(begin)

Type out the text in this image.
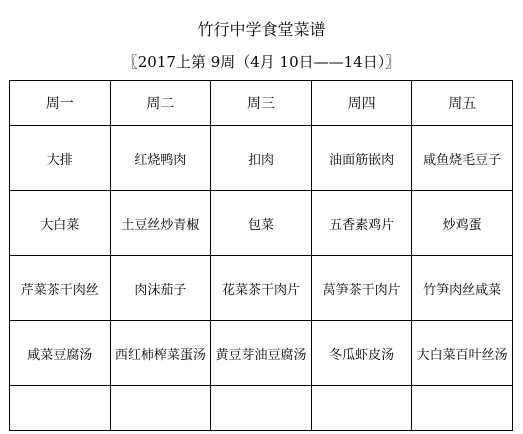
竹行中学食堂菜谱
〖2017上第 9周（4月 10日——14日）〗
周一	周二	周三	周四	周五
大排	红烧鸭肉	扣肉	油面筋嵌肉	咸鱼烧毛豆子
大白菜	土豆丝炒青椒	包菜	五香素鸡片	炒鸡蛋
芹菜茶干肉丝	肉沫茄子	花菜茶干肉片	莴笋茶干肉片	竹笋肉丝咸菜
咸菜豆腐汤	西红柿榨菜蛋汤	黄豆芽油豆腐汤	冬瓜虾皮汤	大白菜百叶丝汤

(end)

# Task to carry out
Copy the listing in full and without alteration, omitting every picture.

# Problem solution
Type out the text in this image.
竹行中学食堂菜谱
〖2017上第 9周（4月 10日——14日）〗
周一	周二	周三	周四	周五
大排	红烧鸭肉	扣肉	油面筋嵌肉	咸鱼烧毛豆子
大白菜	土豆丝炒青椒	包菜	五香素鸡片	炒鸡蛋
芹菜茶干肉丝	肉沫茄子	花菜茶干肉片	莴笋茶干肉片	竹笋肉丝咸菜
咸菜豆腐汤	西红柿榨菜蛋汤	黄豆芽油豆腐汤	冬瓜虾皮汤	大白菜百叶丝汤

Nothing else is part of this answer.